* _Reading text_
-- Opening Marker --
Village in Platte County, Missouri, United States

Ferrelview is a village in Platte County, Missouri, United States. It is within the Kansas City metropolitan area. The population was 642 at the 2020 census.

==History==
A post office called Ferrelview was established in 1925, and remained in operation as an independent post office until 1962 and at that time became a sub contracted post office and served the community as a full service post office until December 1981. The community derives its name from Mollie Ferrel Heady, a local land owner.

==Geography==
According to the United States Census Bureau, the village has a total area of 0.11 sqmi, all land. Ferrelview is entirely surrounded by Kansas City.

==Demographics==

Historical population
| Census | Pop. | Note | %± |
| 1930 | 116 |  | — |
| 1940 | 134 |  | 15.5% |
| 1950 | 126 |  | −6.0% |
| 1960 | 158 |  | 25.4% |
| 1970 | 140 |  | −11.4% |
| 1980 | 447 |  | 219.3% |
| 1990 | 338 |  | −24.4% |
| 2000 | 593 |  | 75.4% |
| 2010 | 451 |  | −23.9% |
| 2020 | 642 |  | 42.4% |
U.S. Decennial Census

===2010 census===
As of the census of 2010, there were 451 people, 236 households, and 86 families living in the village. The population density was 4100.0 PD/sqmi. There were 300 housing units at an average density of 2727.3 /sqmi. The racial makeup of the village was 89.8% White, 3.5% African American, 0.7% Native American, 0.4% Asian, 1.3% Pacific Islander, and 4.2% from two or more races. Hispanic or Latino of any race were 6.2% of the population.
-- Closing Marker --
* _What you will do_
1. In the text about Ferrelview, Missouri, whose name does the community derive its name from?
2. Proceed with the text about Ferrelview, Missouri, writing on from its final sentence.

* _Source material_
-- Opening Marker --
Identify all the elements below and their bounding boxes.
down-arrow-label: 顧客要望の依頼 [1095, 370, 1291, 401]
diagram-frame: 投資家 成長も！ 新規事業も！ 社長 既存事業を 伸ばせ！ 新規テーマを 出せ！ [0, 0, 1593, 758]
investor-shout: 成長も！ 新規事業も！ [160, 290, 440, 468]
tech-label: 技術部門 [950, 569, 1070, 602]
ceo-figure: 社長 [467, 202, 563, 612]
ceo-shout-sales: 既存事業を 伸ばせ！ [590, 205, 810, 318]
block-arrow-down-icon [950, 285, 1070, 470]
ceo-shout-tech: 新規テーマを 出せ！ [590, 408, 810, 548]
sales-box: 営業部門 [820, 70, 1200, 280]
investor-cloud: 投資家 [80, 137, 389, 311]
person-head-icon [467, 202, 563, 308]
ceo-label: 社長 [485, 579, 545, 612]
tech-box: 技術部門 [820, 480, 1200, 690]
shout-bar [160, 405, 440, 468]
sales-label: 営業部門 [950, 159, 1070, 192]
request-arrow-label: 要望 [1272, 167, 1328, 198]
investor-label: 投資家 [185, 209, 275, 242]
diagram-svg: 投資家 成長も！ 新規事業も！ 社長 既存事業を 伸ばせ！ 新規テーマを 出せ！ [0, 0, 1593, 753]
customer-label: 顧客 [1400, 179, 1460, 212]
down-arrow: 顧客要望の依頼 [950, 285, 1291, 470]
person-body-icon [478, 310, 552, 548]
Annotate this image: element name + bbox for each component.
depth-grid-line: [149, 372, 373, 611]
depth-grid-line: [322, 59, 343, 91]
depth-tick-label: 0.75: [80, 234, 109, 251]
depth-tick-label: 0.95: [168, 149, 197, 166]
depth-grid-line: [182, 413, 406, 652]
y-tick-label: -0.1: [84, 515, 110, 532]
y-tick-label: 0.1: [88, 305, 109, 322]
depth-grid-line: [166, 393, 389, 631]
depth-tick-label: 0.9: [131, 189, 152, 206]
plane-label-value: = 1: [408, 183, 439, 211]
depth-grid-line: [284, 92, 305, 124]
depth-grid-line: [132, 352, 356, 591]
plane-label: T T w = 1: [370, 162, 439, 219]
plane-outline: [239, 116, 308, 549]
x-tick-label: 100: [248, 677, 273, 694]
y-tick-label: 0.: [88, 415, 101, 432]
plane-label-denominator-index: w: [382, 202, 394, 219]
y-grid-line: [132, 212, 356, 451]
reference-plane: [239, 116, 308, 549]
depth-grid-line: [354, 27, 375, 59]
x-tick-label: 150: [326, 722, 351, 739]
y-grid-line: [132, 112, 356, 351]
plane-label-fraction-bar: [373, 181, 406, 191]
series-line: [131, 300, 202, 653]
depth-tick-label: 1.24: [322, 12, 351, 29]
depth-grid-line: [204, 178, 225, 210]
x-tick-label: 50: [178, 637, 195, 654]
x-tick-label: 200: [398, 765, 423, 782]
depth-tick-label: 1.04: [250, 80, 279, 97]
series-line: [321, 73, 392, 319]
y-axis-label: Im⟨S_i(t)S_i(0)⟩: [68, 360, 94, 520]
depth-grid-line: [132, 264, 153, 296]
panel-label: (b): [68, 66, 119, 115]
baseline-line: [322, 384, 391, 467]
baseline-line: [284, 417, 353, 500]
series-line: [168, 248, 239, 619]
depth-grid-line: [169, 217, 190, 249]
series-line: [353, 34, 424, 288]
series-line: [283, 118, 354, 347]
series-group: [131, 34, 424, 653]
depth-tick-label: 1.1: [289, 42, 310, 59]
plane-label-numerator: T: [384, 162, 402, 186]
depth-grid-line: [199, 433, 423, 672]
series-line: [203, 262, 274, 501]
-- Closing Marker --
* _Results in order_
1. Mollie Ferrel Heady, a local land owner.

2.
There were 236 households, of which 20.8% had children under the age of 18 living with them, 22.0% were married couples living together, 8.5% had a female householder with no husband present, 5.9% had a male householder with no wife present, and 63.6% were non-families. 55.5% of all households were made up of individuals, and 4.7% had someone living alone who was 65 years of age or older. The average household size was 1.91 and the average family size was 3.02.

The median age in the village was 39.1 years. 19.1% of residents were under the age of 18; 10.1% were between the ages of 18 and 24; 31.5% were from 25 to 44; 30.9% were from 45 to 64; and 8.4% were 65 years of age or older. The gender makeup of the village was 56.3% male and 43.7% female.

===2000 census===
As of the census of 2000, there were 593 people, 302 households, and 119 families living in the village. The population density was 5,586.5 PD/sqmi. There were 334 housing units at an average density of 3,146.5 /sqmi. The racial makeup of the village was 88.53% White, 3.37% African American, 0.17% Native American, 0.84% Asian, 1.52% from other races, and 5.56% from two or more races. Hispanic or Latino of any race were 3.71% of the population.

There were 302 households, out of which 21.9% had children under the age of 18 living with them, 27.5% were married couples living together, 8.6% had a female householder with no husband present, and 60.3% were non-families. 52.6% of all households were made up of individuals, and 5.0% had someone living alone who was 65 years of age or older. The average household size was 1.96 and the average family size was 3.08.

In the village, the population was spread out, with 24.6% under the age of 18, 9.3% from 18 to 24, 37.4% from 25 to 44, 22.8% from 45 to 64, and 5.9% who were 65 years of age or older. The median age was 34 years. For every 100 females, there were 134.4 males. For every 100 females age 18 and over, there were 139.0 males.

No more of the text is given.